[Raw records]
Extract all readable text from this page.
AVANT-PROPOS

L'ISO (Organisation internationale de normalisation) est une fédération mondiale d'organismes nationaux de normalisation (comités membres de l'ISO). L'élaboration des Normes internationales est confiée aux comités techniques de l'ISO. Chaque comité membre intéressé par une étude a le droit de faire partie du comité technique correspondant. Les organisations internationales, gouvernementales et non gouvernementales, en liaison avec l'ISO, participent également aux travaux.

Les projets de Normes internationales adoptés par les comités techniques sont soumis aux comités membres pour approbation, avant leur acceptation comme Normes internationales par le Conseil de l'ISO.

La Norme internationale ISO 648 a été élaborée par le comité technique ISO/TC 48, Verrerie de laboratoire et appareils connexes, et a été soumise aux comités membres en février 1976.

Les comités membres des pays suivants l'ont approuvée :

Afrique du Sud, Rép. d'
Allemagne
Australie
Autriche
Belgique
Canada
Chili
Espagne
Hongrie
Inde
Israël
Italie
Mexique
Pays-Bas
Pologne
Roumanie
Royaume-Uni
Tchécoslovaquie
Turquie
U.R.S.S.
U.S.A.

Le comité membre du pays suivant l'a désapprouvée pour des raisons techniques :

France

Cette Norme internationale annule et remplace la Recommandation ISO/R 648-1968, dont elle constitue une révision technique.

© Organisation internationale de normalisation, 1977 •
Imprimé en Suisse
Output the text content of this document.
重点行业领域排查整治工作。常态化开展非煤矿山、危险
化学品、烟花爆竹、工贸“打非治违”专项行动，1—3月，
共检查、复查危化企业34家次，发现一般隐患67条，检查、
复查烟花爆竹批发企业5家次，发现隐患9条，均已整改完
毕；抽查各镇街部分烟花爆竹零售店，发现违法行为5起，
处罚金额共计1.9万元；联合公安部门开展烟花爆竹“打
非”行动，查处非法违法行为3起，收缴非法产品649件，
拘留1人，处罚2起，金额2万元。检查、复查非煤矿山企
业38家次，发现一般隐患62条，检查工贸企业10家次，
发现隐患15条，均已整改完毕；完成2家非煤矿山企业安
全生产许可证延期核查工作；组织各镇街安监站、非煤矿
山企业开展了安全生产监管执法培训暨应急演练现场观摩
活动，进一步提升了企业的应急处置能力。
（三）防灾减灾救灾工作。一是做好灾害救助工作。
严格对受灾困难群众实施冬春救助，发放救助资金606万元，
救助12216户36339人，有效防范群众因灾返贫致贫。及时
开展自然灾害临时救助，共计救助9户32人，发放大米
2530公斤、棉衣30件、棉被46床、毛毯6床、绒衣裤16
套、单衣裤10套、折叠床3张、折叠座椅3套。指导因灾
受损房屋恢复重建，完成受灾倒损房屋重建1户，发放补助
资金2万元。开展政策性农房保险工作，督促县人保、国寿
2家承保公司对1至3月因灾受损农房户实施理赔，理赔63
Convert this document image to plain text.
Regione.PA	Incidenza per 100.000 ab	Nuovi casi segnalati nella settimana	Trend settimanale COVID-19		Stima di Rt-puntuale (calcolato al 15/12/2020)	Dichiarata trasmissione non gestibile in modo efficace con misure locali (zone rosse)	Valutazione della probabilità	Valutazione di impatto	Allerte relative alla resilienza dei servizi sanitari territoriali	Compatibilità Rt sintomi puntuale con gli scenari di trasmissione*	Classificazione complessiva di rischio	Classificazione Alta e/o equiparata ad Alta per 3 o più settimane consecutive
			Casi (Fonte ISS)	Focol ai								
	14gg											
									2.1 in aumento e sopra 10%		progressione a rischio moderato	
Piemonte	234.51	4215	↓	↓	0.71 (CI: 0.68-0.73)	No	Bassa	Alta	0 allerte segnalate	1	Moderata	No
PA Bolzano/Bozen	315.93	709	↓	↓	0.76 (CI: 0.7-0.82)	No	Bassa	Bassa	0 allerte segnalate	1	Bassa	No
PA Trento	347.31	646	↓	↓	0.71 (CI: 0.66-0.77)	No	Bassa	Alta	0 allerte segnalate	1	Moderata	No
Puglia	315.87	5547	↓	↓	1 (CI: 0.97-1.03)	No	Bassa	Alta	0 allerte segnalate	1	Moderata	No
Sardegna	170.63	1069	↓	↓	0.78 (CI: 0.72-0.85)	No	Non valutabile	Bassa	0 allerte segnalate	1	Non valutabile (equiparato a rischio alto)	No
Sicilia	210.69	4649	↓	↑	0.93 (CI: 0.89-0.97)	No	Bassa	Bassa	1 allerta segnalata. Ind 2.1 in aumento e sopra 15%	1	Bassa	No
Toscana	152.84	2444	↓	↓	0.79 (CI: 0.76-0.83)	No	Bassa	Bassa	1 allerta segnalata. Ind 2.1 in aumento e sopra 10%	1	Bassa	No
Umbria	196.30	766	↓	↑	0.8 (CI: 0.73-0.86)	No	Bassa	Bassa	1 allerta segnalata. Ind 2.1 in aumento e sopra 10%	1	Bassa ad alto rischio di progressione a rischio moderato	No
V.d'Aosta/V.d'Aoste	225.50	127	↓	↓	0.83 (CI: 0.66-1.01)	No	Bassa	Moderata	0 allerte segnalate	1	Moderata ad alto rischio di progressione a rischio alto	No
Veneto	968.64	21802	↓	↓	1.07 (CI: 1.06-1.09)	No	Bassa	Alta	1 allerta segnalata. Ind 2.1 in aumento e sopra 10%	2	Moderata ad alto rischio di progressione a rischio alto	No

- **Task goal**
Give the entries again in full, exactly as they are written.

- **Final result**
Extract all readable text from this page.
AVANT-PROPOS

L'ISO (Organisation internationale de normalisation) est une fédération mondiale d'organismes nationaux de normalisation (comités membres de l'ISO). L'élaboration des Normes internationales est confiée aux comités techniques de l'ISO. Chaque comité membre intéressé par une étude a le droit de faire partie du comité technique correspondant. Les organisations internationales, gouvernementales et non gouvernementales, en liaison avec l'ISO, participent également aux travaux.

Les projets de Normes internationales adoptés par les comités techniques sont soumis aux comités membres pour approbation, avant leur acceptation comme Normes internationales par le Conseil de l'ISO.

La Norme internationale ISO 648 a été élaborée par le comité technique ISO/TC 48, Verrerie de laboratoire et appareils connexes, et a été soumise aux comités membres en février 1976.

Les comités membres des pays suivants l'ont approuvée :

Afrique du Sud, Rép. d'
Allemagne
Australie
Autriche
Belgique
Canada
Chili
Espagne
Hongrie
Inde
Israël
Italie
Mexique
Pays-Bas
Pologne
Roumanie
Royaume-Uni
Tchécoslovaquie
Turquie
U.R.S.S.
U.S.A.

Le comité membre du pays suivant l'a désapprouvée pour des raisons techniques :

France

Cette Norme internationale annule et remplace la Recommandation ISO/R 648-1968, dont elle constitue une révision technique.

© Organisation internationale de normalisation, 1977 •
Imprimé en Suisse
Output the text content of this document.
重点行业领域排查整治工作。常态化开展非煤矿山、危险
化学品、烟花爆竹、工贸“打非治违”专项行动，1—3月，
共检查、复查危化企业34家次，发现一般隐患67条，检查、
复查烟花爆竹批发企业5家次，发现隐患9条，均已整改完
毕；抽查各镇街部分烟花爆竹零售店，发现违法行为5起，
处罚金额共计1.9万元；联合公安部门开展烟花爆竹“打
非”行动，查处非法违法行为3起，收缴非法产品649件，
拘留1人，处罚2起，金额2万元。检查、复查非煤矿山企
业38家次，发现一般隐患62条，检查工贸企业10家次，
发现隐患15条，均已整改完毕；完成2家非煤矿山企业安
全生产许可证延期核查工作；组织各镇街安监站、非煤矿
山企业开展了安全生产监管执法培训暨应急演练现场观摩
活动，进一步提升了企业的应急处置能力。
（三）防灾减灾救灾工作。一是做好灾害救助工作。
严格对受灾困难群众实施冬春救助，发放救助资金606万元，
救助12216户36339人，有效防范群众因灾返贫致贫。及时
开展自然灾害临时救助，共计救助9户32人，发放大米
2530公斤、棉衣30件、棉被46床、毛毯6床、绒衣裤16
套、单衣裤10套、折叠床3张、折叠座椅3套。指导因灾
受损房屋恢复重建，完成受灾倒损房屋重建1户，发放补助
资金2万元。开展政策性农房保险工作，督促县人保、国寿
2家承保公司对1至3月因灾受损农房户实施理赔，理赔63
Convert this document image to plain text.
Regione.PA	Incidenza per 100.000 ab	Nuovi casi segnalati nella settimana	Trend settimanale COVID-19		Stima di Rt-puntuale (calcolato al 15/12/2020)	Dichiarata trasmissione non gestibile in modo efficace con misure locali (zone rosse)	Valutazione della probabilità	Valutazione di impatto	Allerte relative alla resilienza dei servizi sanitari territoriali	Compatibilità Rt sintomi puntuale con gli scenari di trasmissione*	Classificazione complessiva di rischio	Classificazione Alta e/o equiparata ad Alta per 3 o più settimane consecutive
			Casi (Fonte ISS)	Focol ai								
	14gg											
									2.1 in aumento e sopra 10%		progressione a rischio moderato	
Piemonte	234.51	4215	↓	↓	0.71 (CI: 0.68-0.73)	No	Bassa	Alta	0 allerte segnalate	1	Moderata	No
PA Bolzano/Bozen	315.93	709	↓	↓	0.76 (CI: 0.7-0.82)	No	Bassa	Bassa	0 allerte segnalate	1	Bassa	No
PA Trento	347.31	646	↓	↓	0.71 (CI: 0.66-0.77)	No	Bassa	Alta	0 allerte segnalate	1	Moderata	No
Puglia	315.87	5547	↓	↓	1 (CI: 0.97-1.03)	No	Bassa	Alta	0 allerte segnalate	1	Moderata	No
Sardegna	170.63	1069	↓	↓	0.78 (CI: 0.72-0.85)	No	Non valutabile	Bassa	0 allerte segnalate	1	Non valutabile (equiparato a rischio alto)	No
Sicilia	210.69	4649	↓	↑	0.93 (CI: 0.89-0.97)	No	Bassa	Bassa	1 allerta segnalata. Ind 2.1 in aumento e sopra 15%	1	Bassa	No
Toscana	152.84	2444	↓	↓	0.79 (CI: 0.76-0.83)	No	Bassa	Bassa	1 allerta segnalata. Ind 2.1 in aumento e sopra 10%	1	Bassa	No
Umbria	196.30	766	↓	↑	0.8 (CI: 0.73-0.86)	No	Bassa	Bassa	1 allerta segnalata. Ind 2.1 in aumento e sopra 10%	1	Bassa ad alto rischio di progressione a rischio moderato	No
V.d'Aosta/V.d'Aoste	225.50	127	↓	↓	0.83 (CI: 0.66-1.01)	No	Bassa	Moderata	0 allerte segnalate	1	Moderata ad alto rischio di progressione a rischio alto	No
Veneto	968.64	21802	↓	↓	1.07 (CI: 1.06-1.09)	No	Bassa	Alta	1 allerta segnalata. Ind 2.1 in aumento e sopra 10%	2	Moderata ad alto rischio di progressione a rischio alto	No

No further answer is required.